→ Directions for this task:
Your task is to filter the data below down to the lines holding "York".

→ Dataset:
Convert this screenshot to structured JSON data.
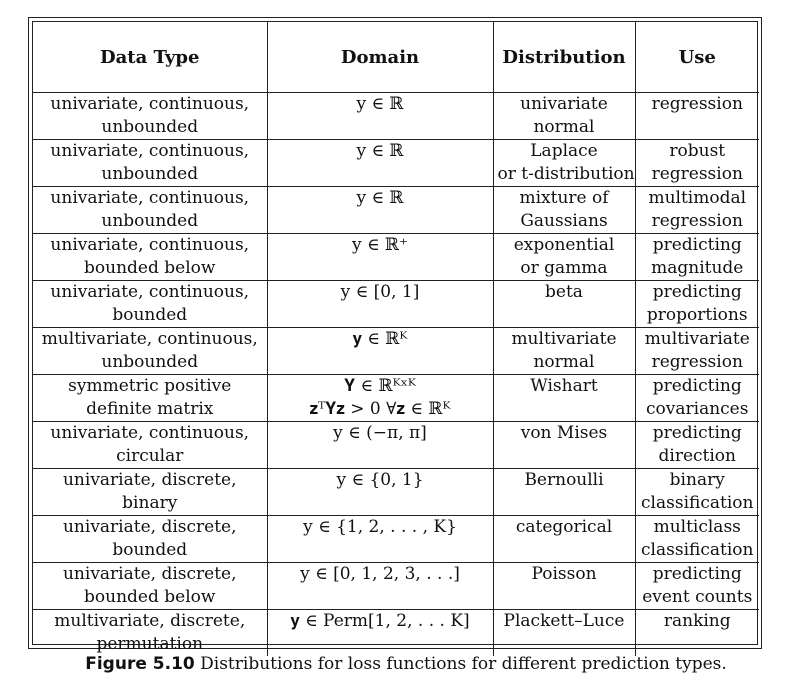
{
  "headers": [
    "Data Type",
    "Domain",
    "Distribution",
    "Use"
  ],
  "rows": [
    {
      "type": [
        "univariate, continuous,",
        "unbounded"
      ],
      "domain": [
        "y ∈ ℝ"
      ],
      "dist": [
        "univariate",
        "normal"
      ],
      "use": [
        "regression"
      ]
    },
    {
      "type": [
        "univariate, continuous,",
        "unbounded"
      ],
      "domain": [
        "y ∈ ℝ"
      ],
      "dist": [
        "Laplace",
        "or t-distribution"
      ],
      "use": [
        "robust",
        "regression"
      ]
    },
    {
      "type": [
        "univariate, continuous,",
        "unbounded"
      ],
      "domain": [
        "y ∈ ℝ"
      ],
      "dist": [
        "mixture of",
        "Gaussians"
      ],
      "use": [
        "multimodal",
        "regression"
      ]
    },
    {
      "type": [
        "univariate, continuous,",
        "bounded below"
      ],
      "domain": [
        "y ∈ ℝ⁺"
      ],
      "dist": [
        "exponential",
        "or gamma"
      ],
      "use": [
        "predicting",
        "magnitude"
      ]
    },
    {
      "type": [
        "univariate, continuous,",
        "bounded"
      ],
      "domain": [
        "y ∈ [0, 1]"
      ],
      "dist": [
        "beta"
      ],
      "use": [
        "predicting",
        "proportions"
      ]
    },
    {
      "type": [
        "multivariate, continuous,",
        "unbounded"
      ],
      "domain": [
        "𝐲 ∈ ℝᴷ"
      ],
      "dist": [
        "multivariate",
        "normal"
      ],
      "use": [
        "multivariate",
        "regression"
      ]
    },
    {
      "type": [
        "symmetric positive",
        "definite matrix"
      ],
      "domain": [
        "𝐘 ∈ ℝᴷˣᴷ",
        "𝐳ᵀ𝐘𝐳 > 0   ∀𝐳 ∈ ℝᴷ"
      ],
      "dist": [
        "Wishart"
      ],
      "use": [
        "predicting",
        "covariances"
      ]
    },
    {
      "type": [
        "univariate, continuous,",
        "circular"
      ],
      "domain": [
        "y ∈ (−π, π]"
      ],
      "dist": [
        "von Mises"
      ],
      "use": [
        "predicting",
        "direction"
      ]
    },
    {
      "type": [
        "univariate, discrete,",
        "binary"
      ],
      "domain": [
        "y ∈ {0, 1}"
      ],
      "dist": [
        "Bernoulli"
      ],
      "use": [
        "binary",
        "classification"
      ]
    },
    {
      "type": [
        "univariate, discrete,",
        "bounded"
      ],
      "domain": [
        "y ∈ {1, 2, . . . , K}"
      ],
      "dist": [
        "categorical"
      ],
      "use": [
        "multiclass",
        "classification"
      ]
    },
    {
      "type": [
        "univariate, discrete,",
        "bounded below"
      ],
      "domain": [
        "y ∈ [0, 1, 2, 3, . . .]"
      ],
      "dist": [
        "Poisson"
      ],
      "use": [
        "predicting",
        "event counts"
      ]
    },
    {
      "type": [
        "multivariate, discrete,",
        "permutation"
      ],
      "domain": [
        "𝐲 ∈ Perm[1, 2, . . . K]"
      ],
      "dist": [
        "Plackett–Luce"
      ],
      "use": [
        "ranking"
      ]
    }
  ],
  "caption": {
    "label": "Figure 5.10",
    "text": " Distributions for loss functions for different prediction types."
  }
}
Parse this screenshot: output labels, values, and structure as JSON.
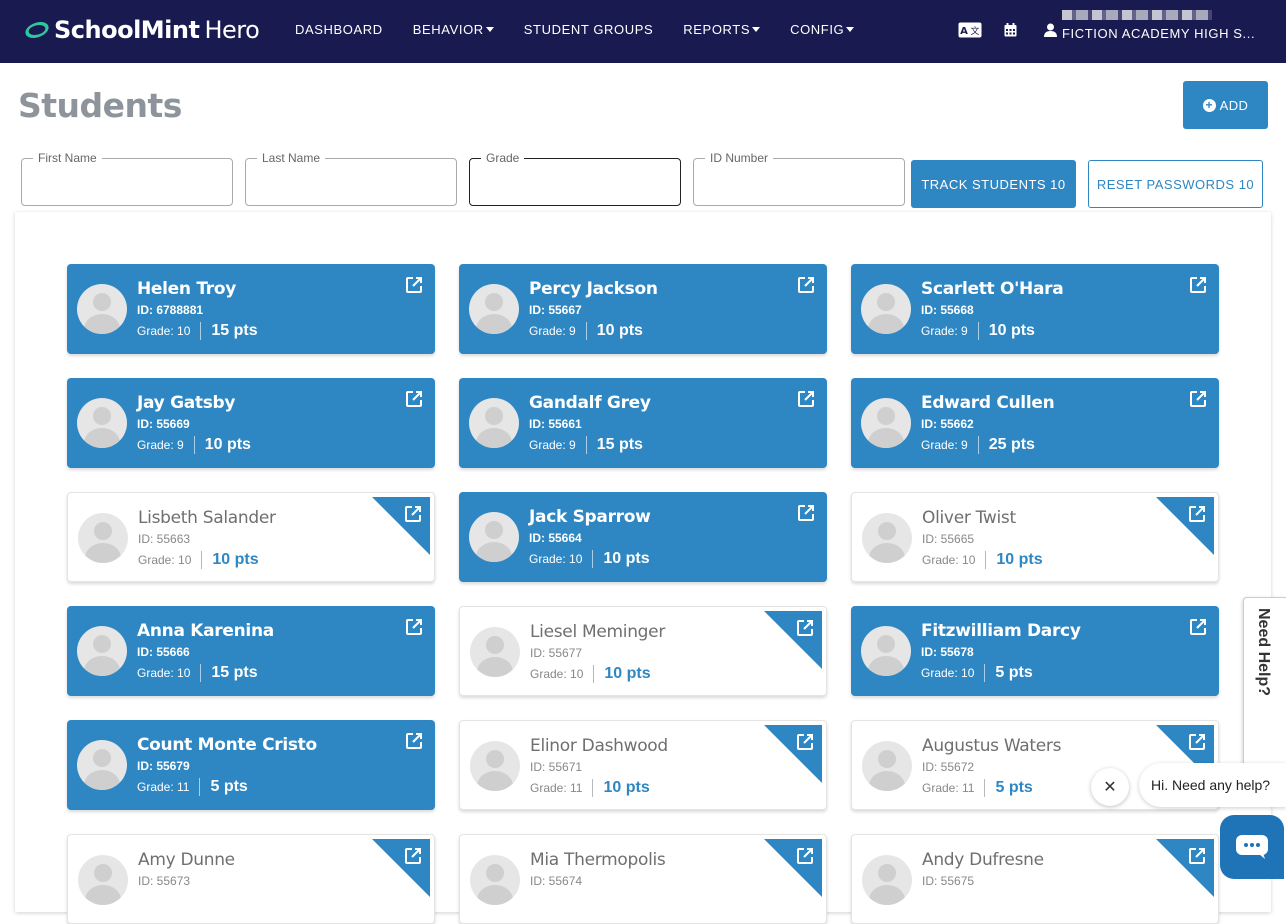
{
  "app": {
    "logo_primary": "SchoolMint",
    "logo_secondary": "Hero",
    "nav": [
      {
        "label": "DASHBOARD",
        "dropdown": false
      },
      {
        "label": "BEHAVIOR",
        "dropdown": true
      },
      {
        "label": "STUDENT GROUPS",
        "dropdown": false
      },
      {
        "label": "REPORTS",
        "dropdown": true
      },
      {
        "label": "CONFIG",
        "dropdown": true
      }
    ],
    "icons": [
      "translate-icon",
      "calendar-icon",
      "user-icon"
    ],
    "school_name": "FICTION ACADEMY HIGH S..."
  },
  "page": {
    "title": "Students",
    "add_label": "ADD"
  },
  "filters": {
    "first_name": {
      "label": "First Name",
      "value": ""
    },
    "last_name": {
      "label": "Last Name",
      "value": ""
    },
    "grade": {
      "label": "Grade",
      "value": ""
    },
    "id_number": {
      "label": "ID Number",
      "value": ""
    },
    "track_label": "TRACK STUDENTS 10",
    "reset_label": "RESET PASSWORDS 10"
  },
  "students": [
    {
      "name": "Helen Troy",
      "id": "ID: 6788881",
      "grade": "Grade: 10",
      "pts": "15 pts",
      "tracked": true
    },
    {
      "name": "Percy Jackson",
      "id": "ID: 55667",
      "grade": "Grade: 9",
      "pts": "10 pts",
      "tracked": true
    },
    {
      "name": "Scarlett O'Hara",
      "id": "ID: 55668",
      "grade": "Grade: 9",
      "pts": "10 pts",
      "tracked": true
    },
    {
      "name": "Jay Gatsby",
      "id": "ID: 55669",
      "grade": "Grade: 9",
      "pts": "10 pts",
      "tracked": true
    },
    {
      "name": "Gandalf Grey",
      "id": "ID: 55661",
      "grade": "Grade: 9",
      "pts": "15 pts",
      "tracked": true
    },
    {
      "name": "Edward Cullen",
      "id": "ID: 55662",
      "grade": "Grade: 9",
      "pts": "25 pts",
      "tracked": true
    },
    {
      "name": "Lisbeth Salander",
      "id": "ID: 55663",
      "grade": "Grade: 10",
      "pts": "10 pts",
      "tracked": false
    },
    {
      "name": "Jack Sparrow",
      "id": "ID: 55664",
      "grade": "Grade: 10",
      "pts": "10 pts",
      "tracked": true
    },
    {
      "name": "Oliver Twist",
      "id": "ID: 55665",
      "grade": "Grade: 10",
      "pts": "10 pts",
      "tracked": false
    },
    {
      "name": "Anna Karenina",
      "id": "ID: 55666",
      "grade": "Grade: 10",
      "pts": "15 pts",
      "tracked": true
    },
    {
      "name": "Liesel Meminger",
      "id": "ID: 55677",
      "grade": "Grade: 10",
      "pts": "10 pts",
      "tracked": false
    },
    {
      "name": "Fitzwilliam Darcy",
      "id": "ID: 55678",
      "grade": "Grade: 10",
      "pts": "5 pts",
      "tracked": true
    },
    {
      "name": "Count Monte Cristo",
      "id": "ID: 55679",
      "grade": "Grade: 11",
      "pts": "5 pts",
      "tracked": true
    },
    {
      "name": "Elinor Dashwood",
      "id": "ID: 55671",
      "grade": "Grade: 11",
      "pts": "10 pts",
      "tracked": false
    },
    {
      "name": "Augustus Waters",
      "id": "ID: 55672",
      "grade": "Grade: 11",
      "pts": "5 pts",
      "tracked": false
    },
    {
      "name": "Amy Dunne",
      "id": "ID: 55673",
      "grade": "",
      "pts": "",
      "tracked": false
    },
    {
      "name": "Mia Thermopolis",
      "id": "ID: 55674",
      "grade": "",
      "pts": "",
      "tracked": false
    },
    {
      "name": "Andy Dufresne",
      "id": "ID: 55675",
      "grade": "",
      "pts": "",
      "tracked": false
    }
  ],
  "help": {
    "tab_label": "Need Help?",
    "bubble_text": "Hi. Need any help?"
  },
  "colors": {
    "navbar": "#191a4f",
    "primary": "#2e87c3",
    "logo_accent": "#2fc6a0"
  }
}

==

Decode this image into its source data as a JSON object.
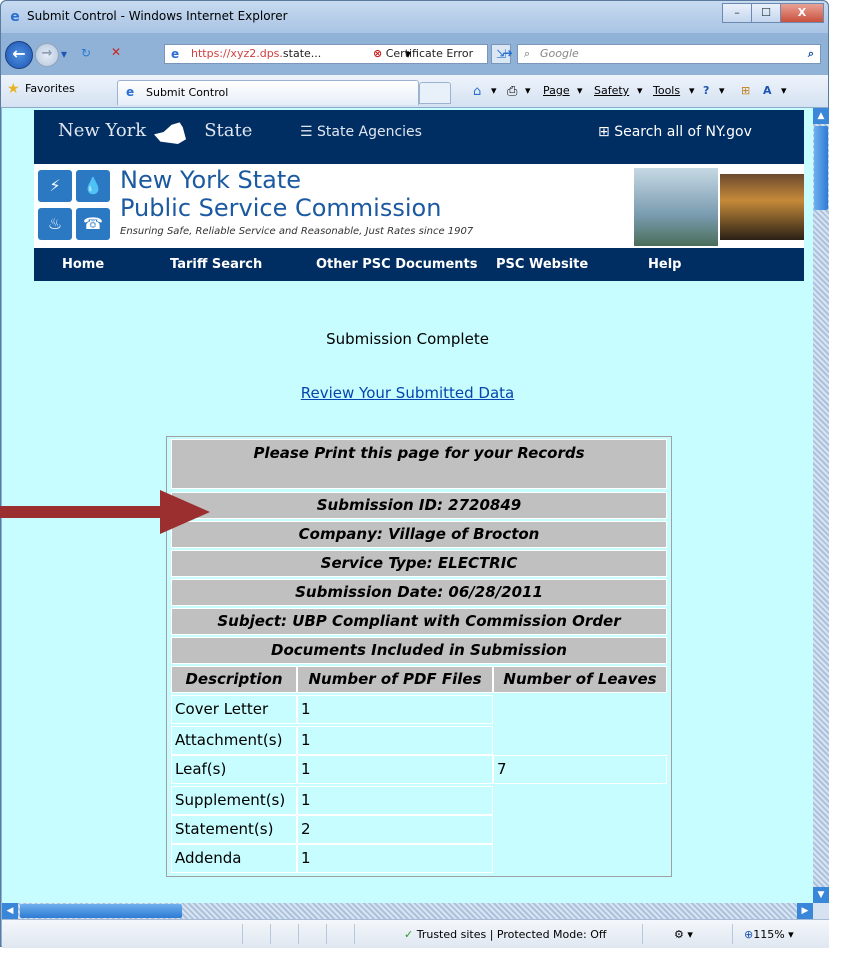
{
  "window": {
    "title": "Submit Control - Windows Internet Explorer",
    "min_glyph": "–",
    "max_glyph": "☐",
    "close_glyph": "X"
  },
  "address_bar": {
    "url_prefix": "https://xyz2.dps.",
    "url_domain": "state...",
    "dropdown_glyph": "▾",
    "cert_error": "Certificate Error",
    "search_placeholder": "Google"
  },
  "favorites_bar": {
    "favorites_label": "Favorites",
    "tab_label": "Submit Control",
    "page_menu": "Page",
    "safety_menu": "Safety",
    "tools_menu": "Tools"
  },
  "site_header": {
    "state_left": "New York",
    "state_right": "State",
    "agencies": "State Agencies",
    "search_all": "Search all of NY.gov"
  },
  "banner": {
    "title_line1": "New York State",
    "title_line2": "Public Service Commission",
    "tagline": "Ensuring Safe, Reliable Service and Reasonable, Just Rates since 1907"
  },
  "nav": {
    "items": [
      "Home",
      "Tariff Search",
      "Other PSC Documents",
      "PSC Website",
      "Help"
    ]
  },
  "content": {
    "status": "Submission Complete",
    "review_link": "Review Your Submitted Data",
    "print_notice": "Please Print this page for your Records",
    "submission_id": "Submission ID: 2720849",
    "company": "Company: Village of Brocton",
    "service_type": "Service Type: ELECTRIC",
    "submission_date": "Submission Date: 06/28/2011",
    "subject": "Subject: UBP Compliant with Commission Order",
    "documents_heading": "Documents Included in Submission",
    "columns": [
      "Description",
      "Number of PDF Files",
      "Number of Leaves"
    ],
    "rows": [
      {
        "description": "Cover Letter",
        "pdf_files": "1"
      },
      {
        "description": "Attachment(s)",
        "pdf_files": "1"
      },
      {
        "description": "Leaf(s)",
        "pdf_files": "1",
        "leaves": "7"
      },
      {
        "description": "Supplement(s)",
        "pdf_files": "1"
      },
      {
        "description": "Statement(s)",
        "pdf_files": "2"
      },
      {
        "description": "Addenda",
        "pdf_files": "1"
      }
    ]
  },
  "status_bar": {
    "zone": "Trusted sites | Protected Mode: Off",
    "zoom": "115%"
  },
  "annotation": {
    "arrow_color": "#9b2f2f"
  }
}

...

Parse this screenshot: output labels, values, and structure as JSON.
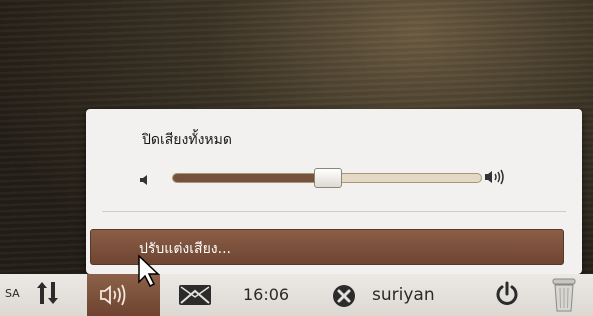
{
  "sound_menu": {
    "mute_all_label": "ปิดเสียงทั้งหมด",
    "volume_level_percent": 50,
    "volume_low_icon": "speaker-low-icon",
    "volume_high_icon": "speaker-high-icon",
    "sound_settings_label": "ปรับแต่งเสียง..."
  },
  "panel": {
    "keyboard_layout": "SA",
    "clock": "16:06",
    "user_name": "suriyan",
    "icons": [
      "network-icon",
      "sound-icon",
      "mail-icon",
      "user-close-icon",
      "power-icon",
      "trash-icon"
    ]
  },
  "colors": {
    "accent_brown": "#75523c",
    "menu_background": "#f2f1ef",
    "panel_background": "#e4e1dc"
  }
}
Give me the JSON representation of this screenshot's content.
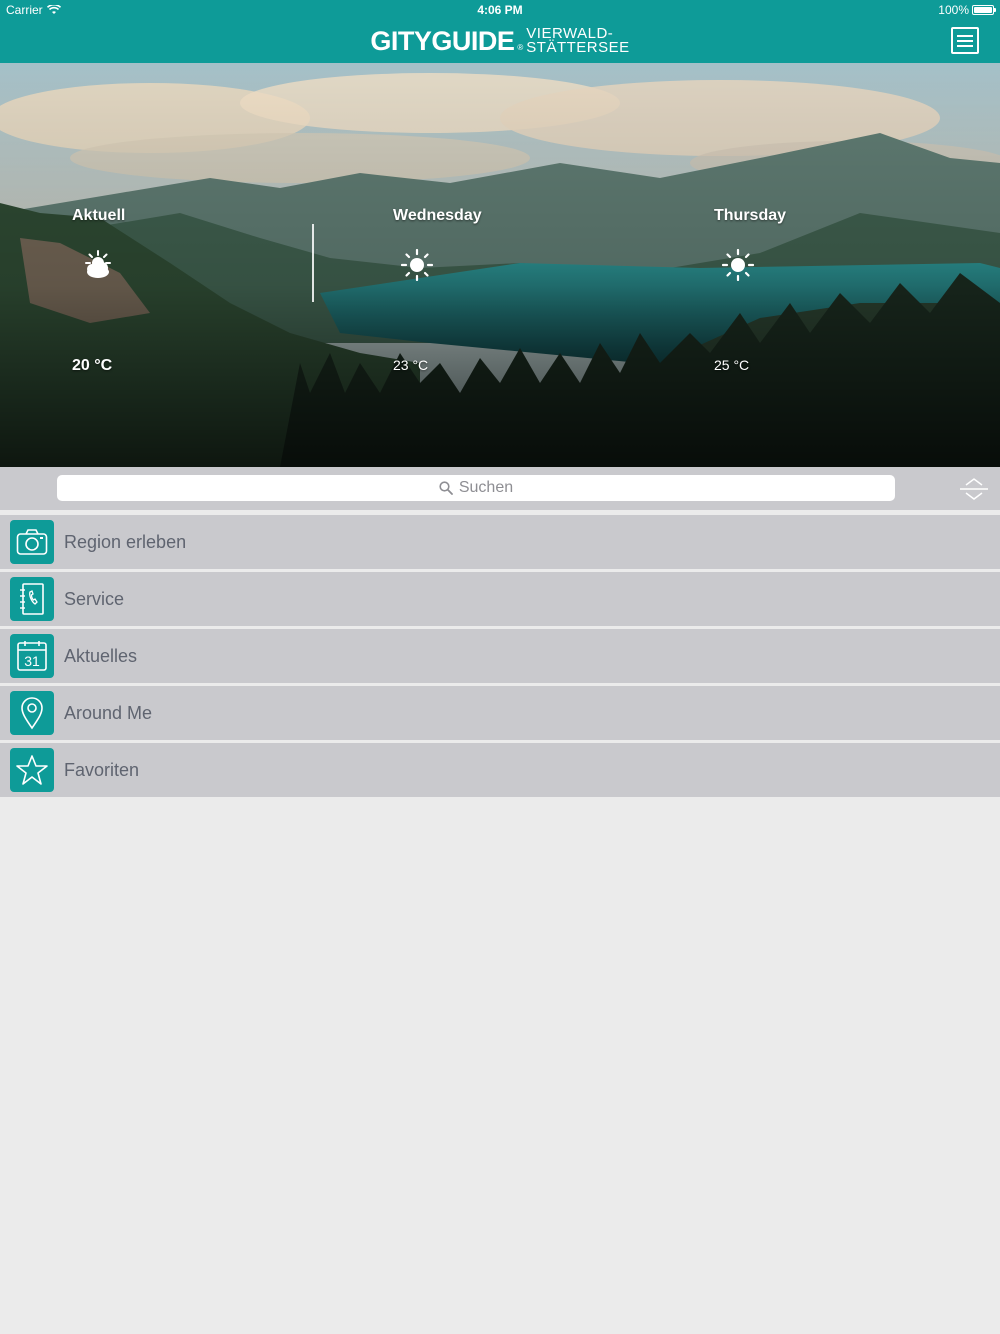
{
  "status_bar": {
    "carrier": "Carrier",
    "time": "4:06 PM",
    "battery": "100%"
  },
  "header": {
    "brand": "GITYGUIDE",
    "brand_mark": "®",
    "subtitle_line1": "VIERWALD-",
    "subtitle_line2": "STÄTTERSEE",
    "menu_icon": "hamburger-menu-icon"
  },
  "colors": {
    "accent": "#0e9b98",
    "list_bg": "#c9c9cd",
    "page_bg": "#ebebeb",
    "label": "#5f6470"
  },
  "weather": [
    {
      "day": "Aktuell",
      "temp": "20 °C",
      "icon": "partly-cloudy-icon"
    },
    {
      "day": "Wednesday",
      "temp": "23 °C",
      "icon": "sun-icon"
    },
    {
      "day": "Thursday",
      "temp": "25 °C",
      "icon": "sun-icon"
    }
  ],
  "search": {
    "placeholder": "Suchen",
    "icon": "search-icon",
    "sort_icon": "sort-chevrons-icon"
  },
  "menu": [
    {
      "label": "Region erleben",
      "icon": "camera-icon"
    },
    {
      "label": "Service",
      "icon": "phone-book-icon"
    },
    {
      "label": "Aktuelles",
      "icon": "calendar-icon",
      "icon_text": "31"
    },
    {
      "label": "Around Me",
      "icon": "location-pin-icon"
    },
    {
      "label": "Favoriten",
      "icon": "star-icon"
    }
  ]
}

→ Solution to the exercise:
    "state_left": "New York",
    "title_line1": "New York State",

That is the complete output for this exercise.